====== Records shown

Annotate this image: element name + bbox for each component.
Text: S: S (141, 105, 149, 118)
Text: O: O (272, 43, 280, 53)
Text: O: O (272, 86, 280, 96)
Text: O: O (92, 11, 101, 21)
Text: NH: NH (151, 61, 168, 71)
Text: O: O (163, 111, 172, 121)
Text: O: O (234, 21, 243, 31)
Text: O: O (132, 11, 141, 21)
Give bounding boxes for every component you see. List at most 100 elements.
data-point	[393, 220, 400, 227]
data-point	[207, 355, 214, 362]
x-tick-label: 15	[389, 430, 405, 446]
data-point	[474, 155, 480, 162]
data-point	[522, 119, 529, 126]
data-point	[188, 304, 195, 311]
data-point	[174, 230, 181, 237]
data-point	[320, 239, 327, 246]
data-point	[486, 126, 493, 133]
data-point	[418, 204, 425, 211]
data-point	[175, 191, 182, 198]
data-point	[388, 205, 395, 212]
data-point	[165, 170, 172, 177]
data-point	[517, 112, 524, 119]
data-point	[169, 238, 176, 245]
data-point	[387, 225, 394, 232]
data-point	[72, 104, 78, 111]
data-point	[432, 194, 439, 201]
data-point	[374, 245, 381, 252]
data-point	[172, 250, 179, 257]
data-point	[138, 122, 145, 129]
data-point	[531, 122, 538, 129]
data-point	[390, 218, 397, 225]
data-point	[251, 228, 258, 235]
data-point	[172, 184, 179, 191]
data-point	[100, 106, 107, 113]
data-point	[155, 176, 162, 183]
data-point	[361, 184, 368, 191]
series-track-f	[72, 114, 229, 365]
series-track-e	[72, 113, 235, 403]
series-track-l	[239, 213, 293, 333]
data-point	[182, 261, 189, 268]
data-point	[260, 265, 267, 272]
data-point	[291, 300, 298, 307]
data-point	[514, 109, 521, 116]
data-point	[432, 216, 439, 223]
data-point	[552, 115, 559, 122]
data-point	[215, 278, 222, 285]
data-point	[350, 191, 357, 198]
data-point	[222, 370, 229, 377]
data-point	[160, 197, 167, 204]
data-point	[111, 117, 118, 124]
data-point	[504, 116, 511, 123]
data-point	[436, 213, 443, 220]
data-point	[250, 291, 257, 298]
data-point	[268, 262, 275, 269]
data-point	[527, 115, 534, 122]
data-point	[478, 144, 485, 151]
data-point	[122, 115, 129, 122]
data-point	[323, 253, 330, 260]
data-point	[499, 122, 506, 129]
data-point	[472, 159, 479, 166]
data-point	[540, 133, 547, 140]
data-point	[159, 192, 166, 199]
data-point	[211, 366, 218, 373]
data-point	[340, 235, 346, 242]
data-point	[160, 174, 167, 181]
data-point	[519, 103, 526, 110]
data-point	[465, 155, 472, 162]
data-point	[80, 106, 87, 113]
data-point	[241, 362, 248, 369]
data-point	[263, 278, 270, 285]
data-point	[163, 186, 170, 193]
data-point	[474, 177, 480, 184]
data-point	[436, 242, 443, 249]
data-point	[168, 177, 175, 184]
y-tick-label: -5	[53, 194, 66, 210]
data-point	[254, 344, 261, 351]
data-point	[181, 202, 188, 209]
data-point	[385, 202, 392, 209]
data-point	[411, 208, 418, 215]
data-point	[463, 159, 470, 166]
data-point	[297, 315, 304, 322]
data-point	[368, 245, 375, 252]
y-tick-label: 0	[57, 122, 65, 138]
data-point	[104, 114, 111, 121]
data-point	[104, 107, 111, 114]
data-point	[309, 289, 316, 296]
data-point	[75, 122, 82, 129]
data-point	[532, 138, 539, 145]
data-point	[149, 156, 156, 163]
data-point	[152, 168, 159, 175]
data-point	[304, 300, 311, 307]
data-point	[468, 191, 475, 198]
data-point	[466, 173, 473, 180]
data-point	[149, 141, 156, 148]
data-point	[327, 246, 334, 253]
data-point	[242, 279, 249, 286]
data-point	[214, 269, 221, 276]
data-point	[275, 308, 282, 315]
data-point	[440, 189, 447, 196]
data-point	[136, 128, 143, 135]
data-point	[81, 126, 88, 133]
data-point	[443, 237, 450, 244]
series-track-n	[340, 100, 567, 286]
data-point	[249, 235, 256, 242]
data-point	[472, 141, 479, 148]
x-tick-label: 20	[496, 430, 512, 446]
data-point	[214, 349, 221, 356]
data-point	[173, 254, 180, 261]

============

■ **Your objective**: Turn the records into a numbered list, starting at the first line and ending at the line that contains "155, 480, 162]". Leave out any blank lines.

■ **Answer for the task**:
1. Annotate this image: element name + bbox for each component.
2. Text: S: S (141, 105, 149, 118)
3. Text: O: O (272, 43, 280, 53)
4. Text: O: O (272, 86, 280, 96)
5. Text: O: O (92, 11, 101, 21)
6. Text: NH: NH (151, 61, 168, 71)
7. Text: O: O (163, 111, 172, 121)
8. Text: O: O (234, 21, 243, 31)
9. Text: O: O (132, 11, 141, 21)
10. Give bounding boxes for every component you see. List at most 100 elements.
11. data-point	[393, 220, 400, 227]
12. data-point	[207, 355, 214, 362]
13. x-tick-label: 15	[389, 430, 405, 446]
14. data-point	[474, 155, 480, 162]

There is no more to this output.